» **STATED PROBLEM**:
Return all of the data exactly as given.

» **MATERIAL SUPPLIED**:
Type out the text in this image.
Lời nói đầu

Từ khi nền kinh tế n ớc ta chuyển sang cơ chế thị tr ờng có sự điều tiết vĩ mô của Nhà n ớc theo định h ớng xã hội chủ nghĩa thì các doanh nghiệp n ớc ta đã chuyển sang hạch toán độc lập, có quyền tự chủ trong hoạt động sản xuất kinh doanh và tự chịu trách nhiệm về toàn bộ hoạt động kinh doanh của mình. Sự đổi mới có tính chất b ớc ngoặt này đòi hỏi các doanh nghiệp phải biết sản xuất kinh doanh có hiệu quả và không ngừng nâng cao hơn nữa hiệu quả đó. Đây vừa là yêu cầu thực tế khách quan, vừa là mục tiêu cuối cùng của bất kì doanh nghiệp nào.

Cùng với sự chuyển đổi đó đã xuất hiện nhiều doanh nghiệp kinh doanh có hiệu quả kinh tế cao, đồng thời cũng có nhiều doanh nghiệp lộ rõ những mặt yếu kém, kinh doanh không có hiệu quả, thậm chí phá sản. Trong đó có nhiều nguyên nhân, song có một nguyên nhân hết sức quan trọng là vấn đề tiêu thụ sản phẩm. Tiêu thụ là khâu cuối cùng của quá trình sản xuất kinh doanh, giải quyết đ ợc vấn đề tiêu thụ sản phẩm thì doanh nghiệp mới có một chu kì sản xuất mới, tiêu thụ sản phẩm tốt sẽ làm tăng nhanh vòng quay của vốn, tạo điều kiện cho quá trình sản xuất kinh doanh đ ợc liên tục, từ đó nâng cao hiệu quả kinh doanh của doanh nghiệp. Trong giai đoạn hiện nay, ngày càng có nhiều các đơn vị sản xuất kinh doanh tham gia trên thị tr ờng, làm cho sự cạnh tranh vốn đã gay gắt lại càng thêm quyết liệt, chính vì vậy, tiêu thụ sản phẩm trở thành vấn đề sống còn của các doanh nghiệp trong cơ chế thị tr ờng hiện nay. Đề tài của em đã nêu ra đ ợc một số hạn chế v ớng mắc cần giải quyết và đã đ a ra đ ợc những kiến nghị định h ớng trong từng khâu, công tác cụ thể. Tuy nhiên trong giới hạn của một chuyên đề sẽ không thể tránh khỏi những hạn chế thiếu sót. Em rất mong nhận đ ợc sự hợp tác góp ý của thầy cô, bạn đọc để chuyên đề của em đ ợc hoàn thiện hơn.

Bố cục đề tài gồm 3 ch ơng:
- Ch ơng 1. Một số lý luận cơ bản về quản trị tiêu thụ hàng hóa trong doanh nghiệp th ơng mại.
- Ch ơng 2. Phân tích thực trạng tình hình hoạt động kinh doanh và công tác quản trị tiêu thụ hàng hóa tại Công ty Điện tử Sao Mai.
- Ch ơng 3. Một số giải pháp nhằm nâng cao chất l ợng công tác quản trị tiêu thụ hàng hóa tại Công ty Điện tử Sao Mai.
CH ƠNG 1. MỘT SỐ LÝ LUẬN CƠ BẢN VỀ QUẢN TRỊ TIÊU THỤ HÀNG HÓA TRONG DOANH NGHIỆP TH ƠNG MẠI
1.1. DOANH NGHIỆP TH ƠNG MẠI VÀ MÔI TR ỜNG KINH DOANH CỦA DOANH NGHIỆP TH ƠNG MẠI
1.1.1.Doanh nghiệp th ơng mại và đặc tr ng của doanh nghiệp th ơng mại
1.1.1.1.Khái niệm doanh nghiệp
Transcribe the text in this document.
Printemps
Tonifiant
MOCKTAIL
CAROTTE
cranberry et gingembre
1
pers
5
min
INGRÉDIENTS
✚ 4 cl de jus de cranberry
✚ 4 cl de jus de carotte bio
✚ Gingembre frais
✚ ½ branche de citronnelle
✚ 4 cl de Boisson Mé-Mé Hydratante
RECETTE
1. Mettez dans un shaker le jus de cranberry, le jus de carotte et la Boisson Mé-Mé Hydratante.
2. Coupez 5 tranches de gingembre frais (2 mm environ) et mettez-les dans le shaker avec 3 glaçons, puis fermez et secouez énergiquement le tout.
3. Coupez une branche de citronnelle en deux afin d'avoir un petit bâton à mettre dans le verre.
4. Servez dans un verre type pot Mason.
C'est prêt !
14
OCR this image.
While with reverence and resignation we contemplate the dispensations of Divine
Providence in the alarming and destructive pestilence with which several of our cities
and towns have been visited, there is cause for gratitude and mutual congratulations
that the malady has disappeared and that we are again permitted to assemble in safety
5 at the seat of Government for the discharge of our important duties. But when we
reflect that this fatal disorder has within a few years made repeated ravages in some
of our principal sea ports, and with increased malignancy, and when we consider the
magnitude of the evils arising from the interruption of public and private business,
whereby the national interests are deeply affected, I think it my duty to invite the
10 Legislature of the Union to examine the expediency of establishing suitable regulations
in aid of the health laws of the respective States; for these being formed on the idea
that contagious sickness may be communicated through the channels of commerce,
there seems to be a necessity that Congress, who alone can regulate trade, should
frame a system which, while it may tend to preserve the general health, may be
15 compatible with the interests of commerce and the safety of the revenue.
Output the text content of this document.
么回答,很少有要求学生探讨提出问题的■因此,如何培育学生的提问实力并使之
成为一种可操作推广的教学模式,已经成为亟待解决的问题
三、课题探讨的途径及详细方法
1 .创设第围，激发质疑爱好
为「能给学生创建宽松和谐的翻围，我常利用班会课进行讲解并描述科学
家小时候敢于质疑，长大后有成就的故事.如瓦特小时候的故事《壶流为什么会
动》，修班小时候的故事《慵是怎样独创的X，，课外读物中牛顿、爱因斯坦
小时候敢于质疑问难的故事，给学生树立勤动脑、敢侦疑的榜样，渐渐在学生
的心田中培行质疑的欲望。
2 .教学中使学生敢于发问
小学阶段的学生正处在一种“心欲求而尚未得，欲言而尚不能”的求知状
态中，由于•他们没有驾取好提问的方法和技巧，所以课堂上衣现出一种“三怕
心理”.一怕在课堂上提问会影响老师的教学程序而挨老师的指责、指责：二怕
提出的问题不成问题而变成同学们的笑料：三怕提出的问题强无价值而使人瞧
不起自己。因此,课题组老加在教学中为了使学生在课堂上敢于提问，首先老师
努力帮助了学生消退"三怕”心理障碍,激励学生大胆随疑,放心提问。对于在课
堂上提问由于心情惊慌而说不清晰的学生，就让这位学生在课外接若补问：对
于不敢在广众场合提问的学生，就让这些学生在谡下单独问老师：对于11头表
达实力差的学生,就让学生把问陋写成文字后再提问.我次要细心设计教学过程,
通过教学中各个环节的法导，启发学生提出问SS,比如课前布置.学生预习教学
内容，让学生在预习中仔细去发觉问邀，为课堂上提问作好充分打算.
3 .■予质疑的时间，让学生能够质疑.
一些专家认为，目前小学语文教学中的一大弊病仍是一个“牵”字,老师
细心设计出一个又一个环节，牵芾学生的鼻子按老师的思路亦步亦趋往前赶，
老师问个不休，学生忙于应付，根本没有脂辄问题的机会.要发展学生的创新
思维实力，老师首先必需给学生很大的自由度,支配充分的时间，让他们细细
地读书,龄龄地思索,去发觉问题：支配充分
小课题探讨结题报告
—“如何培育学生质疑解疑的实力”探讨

» **RESULT OF THIS TASK**:
Type out the text in this image.
Lời nói đầu

Từ khi nền kinh tế n ớc ta chuyển sang cơ chế thị tr ờng có sự điều tiết vĩ mô của Nhà n ớc theo định h ớng xã hội chủ nghĩa thì các doanh nghiệp n ớc ta đã chuyển sang hạch toán độc lập, có quyền tự chủ trong hoạt động sản xuất kinh doanh và tự chịu trách nhiệm về toàn bộ hoạt động kinh doanh của mình. Sự đổi mới có tính chất b ớc ngoặt này đòi hỏi các doanh nghiệp phải biết sản xuất kinh doanh có hiệu quả và không ngừng nâng cao hơn nữa hiệu quả đó. Đây vừa là yêu cầu thực tế khách quan, vừa là mục tiêu cuối cùng của bất kì doanh nghiệp nào.

Cùng với sự chuyển đổi đó đã xuất hiện nhiều doanh nghiệp kinh doanh có hiệu quả kinh tế cao, đồng thời cũng có nhiều doanh nghiệp lộ rõ những mặt yếu kém, kinh doanh không có hiệu quả, thậm chí phá sản. Trong đó có nhiều nguyên nhân, song có một nguyên nhân hết sức quan trọng là vấn đề tiêu thụ sản phẩm. Tiêu thụ là khâu cuối cùng của quá trình sản xuất kinh doanh, giải quyết đ ợc vấn đề tiêu thụ sản phẩm thì doanh nghiệp mới có một chu kì sản xuất mới, tiêu thụ sản phẩm tốt sẽ làm tăng nhanh vòng quay của vốn, tạo điều kiện cho quá trình sản xuất kinh doanh đ ợc liên tục, từ đó nâng cao hiệu quả kinh doanh của doanh nghiệp. Trong giai đoạn hiện nay, ngày càng có nhiều các đơn vị sản xuất kinh doanh tham gia trên thị tr ờng, làm cho sự cạnh tranh vốn đã gay gắt lại càng thêm quyết liệt, chính vì vậy, tiêu thụ sản phẩm trở thành vấn đề sống còn của các doanh nghiệp trong cơ chế thị tr ờng hiện nay. Đề tài của em đã nêu ra đ ợc một số hạn chế v ớng mắc cần giải quyết và đã đ a ra đ ợc những kiến nghị định h ớng trong từng khâu, công tác cụ thể. Tuy nhiên trong giới hạn của một chuyên đề sẽ không thể tránh khỏi những hạn chế thiếu sót. Em rất mong nhận đ ợc sự hợp tác góp ý của thầy cô, bạn đọc để chuyên đề của em đ ợc hoàn thiện hơn.

Bố cục đề tài gồm 3 ch ơng:
- Ch ơng 1. Một số lý luận cơ bản về quản trị tiêu thụ hàng hóa trong doanh nghiệp th ơng mại.
- Ch ơng 2. Phân tích thực trạng tình hình hoạt động kinh doanh và công tác quản trị tiêu thụ hàng hóa tại Công ty Điện tử Sao Mai.
- Ch ơng 3. Một số giải pháp nhằm nâng cao chất l ợng công tác quản trị tiêu thụ hàng hóa tại Công ty Điện tử Sao Mai.
CH ƠNG 1. MỘT SỐ LÝ LUẬN CƠ BẢN VỀ QUẢN TRỊ TIÊU THỤ HÀNG HÓA TRONG DOANH NGHIỆP TH ƠNG MẠI
1.1. DOANH NGHIỆP TH ƠNG MẠI VÀ MÔI TR ỜNG KINH DOANH CỦA DOANH NGHIỆP TH ƠNG MẠI
1.1.1.Doanh nghiệp th ơng mại và đặc tr ng của doanh nghiệp th ơng mại
1.1.1.1.Khái niệm doanh nghiệp
Transcribe the text in this document.
Printemps
Tonifiant
MOCKTAIL
CAROTTE
cranberry et gingembre
1
pers
5
min
INGRÉDIENTS
✚ 4 cl de jus de cranberry
✚ 4 cl de jus de carotte bio
✚ Gingembre frais
✚ ½ branche de citronnelle
✚ 4 cl de Boisson Mé-Mé Hydratante
RECETTE
1. Mettez dans un shaker le jus de cranberry, le jus de carotte et la Boisson Mé-Mé Hydratante.
2. Coupez 5 tranches de gingembre frais (2 mm environ) et mettez-les dans le shaker avec 3 glaçons, puis fermez et secouez énergiquement le tout.
3. Coupez une branche de citronnelle en deux afin d'avoir un petit bâton à mettre dans le verre.
4. Servez dans un verre type pot Mason.
C'est prêt !
14
OCR this image.
While with reverence and resignation we contemplate the dispensations of Divine
Providence in the alarming and destructive pestilence with which several of our cities
and towns have been visited, there is cause for gratitude and mutual congratulations
that the malady has disappeared and that we are again permitted to assemble in safety
5 at the seat of Government for the discharge of our important duties. But when we
reflect that this fatal disorder has within a few years made repeated ravages in some
of our principal sea ports, and with increased malignancy, and when we consider the
magnitude of the evils arising from the interruption of public and private business,
whereby the national interests are deeply affected, I think it my duty to invite the
10 Legislature of the Union to examine the expediency of establishing suitable regulations
in aid of the health laws of the respective States; for these being formed on the idea
that contagious sickness may be communicated through the channels of commerce,
there seems to be a necessity that Congress, who alone can regulate trade, should
frame a system which, while it may tend to preserve the general health, may be
15 compatible with the interests of commerce and the safety of the revenue.
Output the text content of this document.
么回答,很少有要求学生探讨提出问题的■因此,如何培育学生的提问实力并使之
成为一种可操作推广的教学模式,已经成为亟待解决的问题
三、课题探讨的途径及详细方法
1 .创设第围，激发质疑爱好
为「能给学生创建宽松和谐的翻围，我常利用班会课进行讲解并描述科学
家小时候敢于质疑，长大后有成就的故事.如瓦特小时候的故事《壶流为什么会
动》，修班小时候的故事《慵是怎样独创的X，，课外读物中牛顿、爱因斯坦
小时候敢于质疑问难的故事，给学生树立勤动脑、敢侦疑的榜样，渐渐在学生
的心田中培行质疑的欲望。
2 .教学中使学生敢于发问
小学阶段的学生正处在一种“心欲求而尚未得，欲言而尚不能”的求知状
态中，由于•他们没有驾取好提问的方法和技巧，所以课堂上衣现出一种“三怕
心理”.一怕在课堂上提问会影响老师的教学程序而挨老师的指责、指责：二怕
提出的问题不成问题而变成同学们的笑料：三怕提出的问题强无价值而使人瞧
不起自己。因此,课题组老加在教学中为了使学生在课堂上敢于提问，首先老师
努力帮助了学生消退"三怕”心理障碍,激励学生大胆随疑,放心提问。对于在课
堂上提问由于心情惊慌而说不清晰的学生，就让这位学生在课外接若补问：对
于不敢在广众场合提问的学生，就让这些学生在谡下单独问老师：对于11头表
达实力差的学生,就让学生把问陋写成文字后再提问.我次要细心设计教学过程,
通过教学中各个环节的法导，启发学生提出问SS,比如课前布置.学生预习教学
内容，让学生在预习中仔细去发觉问邀，为课堂上提问作好充分打算.
3 .■予质疑的时间，让学生能够质疑.
一些专家认为，目前小学语文教学中的一大弊病仍是一个“牵”字,老师
细心设计出一个又一个环节，牵芾学生的鼻子按老师的思路亦步亦趋往前赶，
老师问个不休，学生忙于应付，根本没有脂辄问题的机会.要发展学生的创新
思维实力，老师首先必需给学生很大的自由度,支配充分的时间，让他们细细
地读书,龄龄地思索,去发觉问题：支配充分
小课题探讨结题报告
—“如何培育学生质疑解疑的实力”探讨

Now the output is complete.